#### Exercise material

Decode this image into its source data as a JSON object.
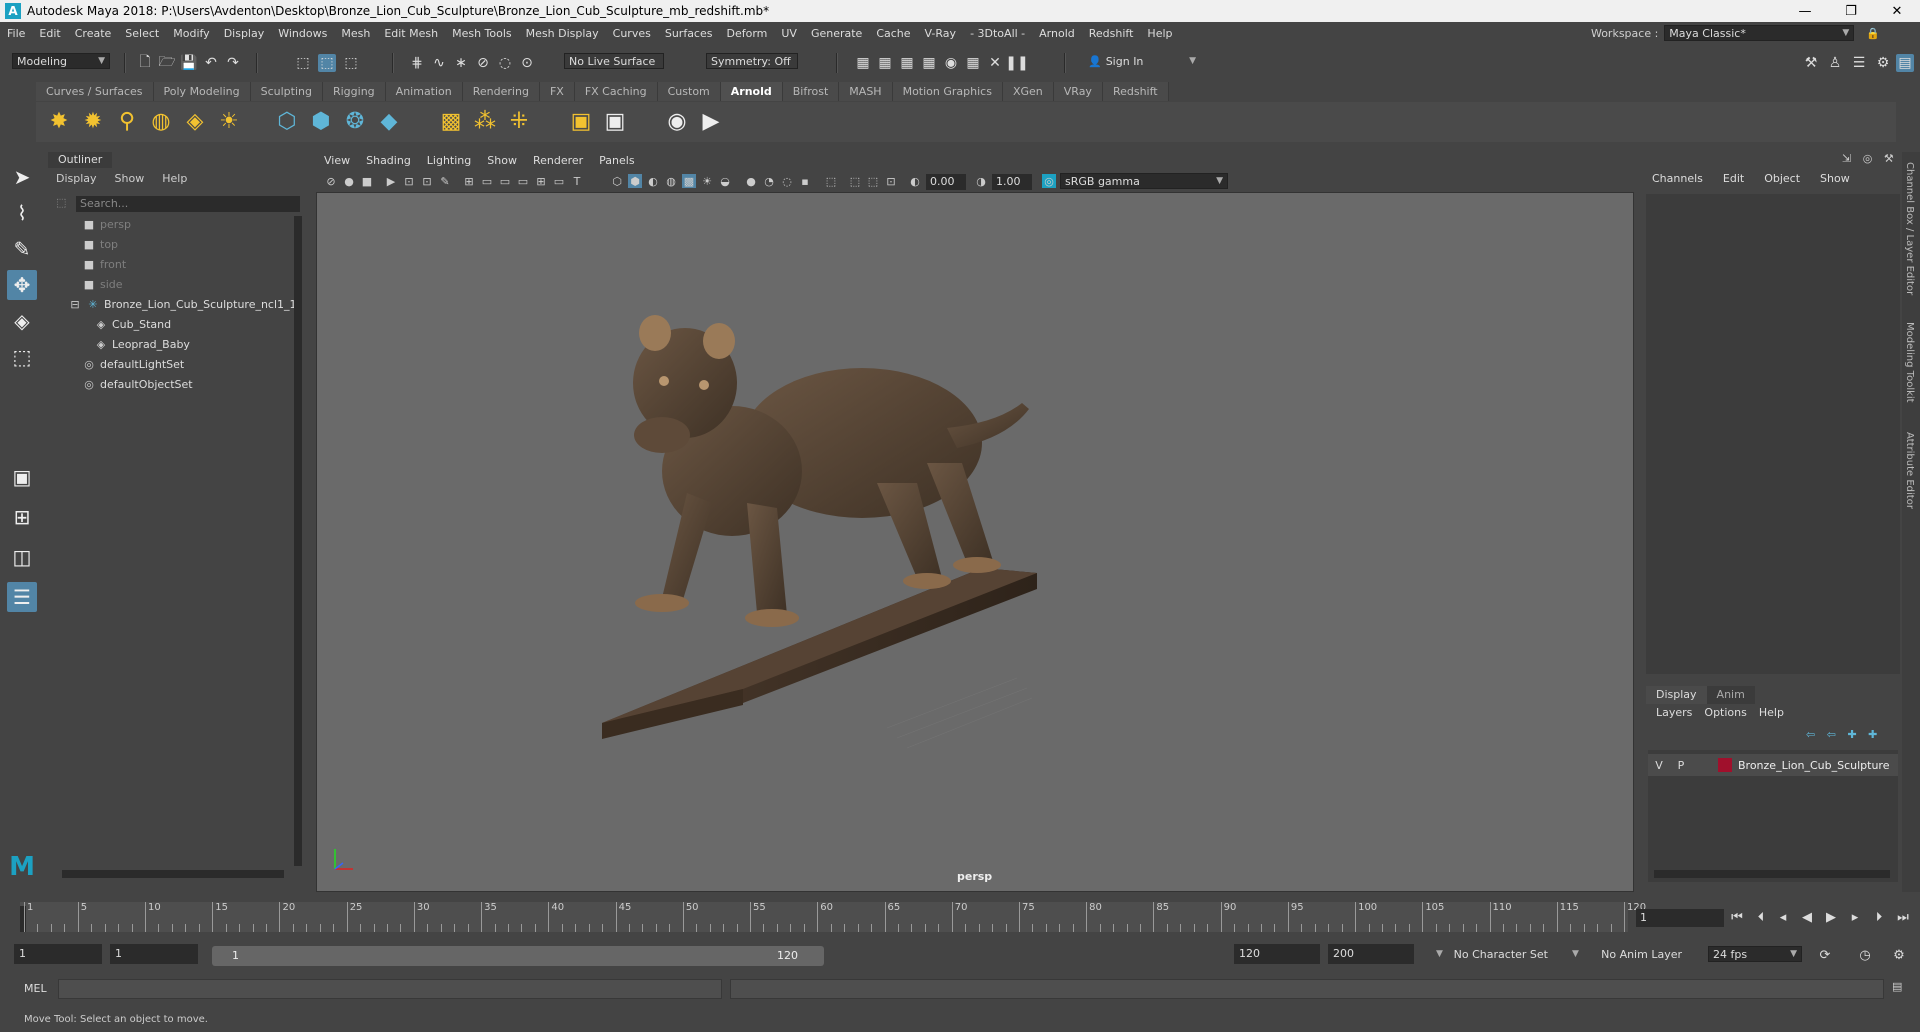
{
  "window": {
    "title": "Autodesk Maya 2018: P:\\Users\\Avdenton\\Desktop\\Bronze_Lion_Cub_Sculpture\\Bronze_Lion_Cub_Sculpture_mb_redshift.mb*",
    "logo": "A",
    "minimize": "—",
    "maximize": "❐",
    "close": "✕"
  },
  "menubar": {
    "items": [
      "File",
      "Edit",
      "Create",
      "Select",
      "Modify",
      "Display",
      "Windows",
      "Mesh",
      "Edit Mesh",
      "Mesh Tools",
      "Mesh Display",
      "Curves",
      "Surfaces",
      "Deform",
      "UV",
      "Generate",
      "Cache",
      "V-Ray",
      "- 3DtoAll -",
      "Arnold",
      "Redshift",
      "Help"
    ],
    "workspace_label": "Workspace :",
    "workspace_value": "Maya Classic*"
  },
  "statusline": {
    "mode": "Modeling",
    "live_surface": "No Live Surface",
    "symmetry": "Symmetry: Off",
    "sign_in": "Sign In"
  },
  "shelf": {
    "tabs": [
      "Curves / Surfaces",
      "Poly Modeling",
      "Sculpting",
      "Rigging",
      "Animation",
      "Rendering",
      "FX",
      "FX Caching",
      "Custom",
      "Arnold",
      "Bifrost",
      "MASH",
      "Motion Graphics",
      "XGen",
      "VRay",
      "Redshift"
    ],
    "active_tab": "Arnold"
  },
  "outliner": {
    "title": "Outliner",
    "menu": [
      "Display",
      "Show",
      "Help"
    ],
    "search_placeholder": "Search...",
    "items": [
      {
        "label": "persp",
        "dim": true
      },
      {
        "label": "top",
        "dim": true
      },
      {
        "label": "front",
        "dim": true
      },
      {
        "label": "side",
        "dim": true
      },
      {
        "label": "Bronze_Lion_Cub_Sculpture_ncl1_1",
        "dim": false
      },
      {
        "label": "Cub_Stand",
        "dim": false
      },
      {
        "label": "Leoprad_Baby",
        "dim": false
      },
      {
        "label": "defaultLightSet",
        "dim": false
      },
      {
        "label": "defaultObjectSet",
        "dim": false
      }
    ]
  },
  "viewport": {
    "menu": [
      "View",
      "Shading",
      "Lighting",
      "Show",
      "Renderer",
      "Panels"
    ],
    "exposure": "0.00",
    "gamma": "1.00",
    "color_space": "sRGB gamma",
    "camera": "persp"
  },
  "channelbox": {
    "menu": [
      "Channels",
      "Edit",
      "Object",
      "Show"
    ],
    "layer_tabs": [
      "Display",
      "Anim"
    ],
    "layer_menu": [
      "Layers",
      "Options",
      "Help"
    ],
    "layer": {
      "v": "V",
      "p": "P",
      "name": "Bronze_Lion_Cub_Sculpture",
      "color": "#a0102c"
    },
    "side_tabs": [
      "Channel Box / Layer Editor",
      "Modeling Toolkit",
      "Attribute Editor"
    ]
  },
  "timeslider": {
    "ticks": [
      "1",
      "5",
      "10",
      "15",
      "20",
      "25",
      "30",
      "35",
      "40",
      "45",
      "50",
      "55",
      "60",
      "65",
      "70",
      "75",
      "80",
      "85",
      "90",
      "95",
      "100",
      "105",
      "110",
      "115",
      "120"
    ],
    "current_frame": "1"
  },
  "rangeslider": {
    "start": "1",
    "anim_start": "1",
    "range_start": "1",
    "range_end": "120",
    "end": "120",
    "anim_end": "200",
    "character_set": "No Character Set",
    "anim_layer": "No Anim Layer",
    "fps": "24 fps"
  },
  "cmdline": {
    "label": "MEL"
  },
  "helpline": {
    "text": "Move Tool: Select an object to move."
  }
}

########

### Your task
Omit pictures; set down the rest of the material word for word.

### The result
Decode this image into its source data as a JSON object.
{
  "window": {
    "title": "Autodesk Maya 2018: P:\\Users\\Avdenton\\Desktop\\Bronze_Lion_Cub_Sculpture\\Bronze_Lion_Cub_Sculpture_mb_redshift.mb*",
    "logo": "A",
    "minimize": "—",
    "maximize": "❐",
    "close": "✕"
  },
  "menubar": {
    "items": [
      "File",
      "Edit",
      "Create",
      "Select",
      "Modify",
      "Display",
      "Windows",
      "Mesh",
      "Edit Mesh",
      "Mesh Tools",
      "Mesh Display",
      "Curves",
      "Surfaces",
      "Deform",
      "UV",
      "Generate",
      "Cache",
      "V-Ray",
      "- 3DtoAll -",
      "Arnold",
      "Redshift",
      "Help"
    ],
    "workspace_label": "Workspace :",
    "workspace_value": "Maya Classic*"
  },
  "statusline": {
    "mode": "Modeling",
    "live_surface": "No Live Surface",
    "symmetry": "Symmetry: Off",
    "sign_in": "Sign In"
  },
  "shelf": {
    "tabs": [
      "Curves / Surfaces",
      "Poly Modeling",
      "Sculpting",
      "Rigging",
      "Animation",
      "Rendering",
      "FX",
      "FX Caching",
      "Custom",
      "Arnold",
      "Bifrost",
      "MASH",
      "Motion Graphics",
      "XGen",
      "VRay",
      "Redshift"
    ],
    "active_tab": "Arnold"
  },
  "outliner": {
    "title": "Outliner",
    "menu": [
      "Display",
      "Show",
      "Help"
    ],
    "search_placeholder": "Search...",
    "items": [
      {
        "label": "persp",
        "dim": true
      },
      {
        "label": "top",
        "dim": true
      },
      {
        "label": "front",
        "dim": true
      },
      {
        "label": "side",
        "dim": true
      },
      {
        "label": "Bronze_Lion_Cub_Sculpture_ncl1_1",
        "dim": false
      },
      {
        "label": "Cub_Stand",
        "dim": false
      },
      {
        "label": "Leoprad_Baby",
        "dim": false
      },
      {
        "label": "defaultLightSet",
        "dim": false
      },
      {
        "label": "defaultObjectSet",
        "dim": false
      }
    ]
  },
  "viewport": {
    "menu": [
      "View",
      "Shading",
      "Lighting",
      "Show",
      "Renderer",
      "Panels"
    ],
    "exposure": "0.00",
    "gamma": "1.00",
    "color_space": "sRGB gamma",
    "camera": "persp"
  },
  "channelbox": {
    "menu": [
      "Channels",
      "Edit",
      "Object",
      "Show"
    ],
    "layer_tabs": [
      "Display",
      "Anim"
    ],
    "layer_menu": [
      "Layers",
      "Options",
      "Help"
    ],
    "layer": {
      "v": "V",
      "p": "P",
      "name": "Bronze_Lion_Cub_Sculpture",
      "color": "#a0102c"
    },
    "side_tabs": [
      "Channel Box / Layer Editor",
      "Modeling Toolkit",
      "Attribute Editor"
    ]
  },
  "timeslider": {
    "ticks": [
      "1",
      "5",
      "10",
      "15",
      "20",
      "25",
      "30",
      "35",
      "40",
      "45",
      "50",
      "55",
      "60",
      "65",
      "70",
      "75",
      "80",
      "85",
      "90",
      "95",
      "100",
      "105",
      "110",
      "115",
      "120"
    ],
    "current_frame": "1"
  },
  "rangeslider": {
    "start": "1",
    "anim_start": "1",
    "range_start": "1",
    "range_end": "120",
    "end": "120",
    "anim_end": "200",
    "character_set": "No Character Set",
    "anim_layer": "No Anim Layer",
    "fps": "24 fps"
  },
  "cmdline": {
    "label": "MEL"
  },
  "helpline": {
    "text": "Move Tool: Select an object to move."
  }
}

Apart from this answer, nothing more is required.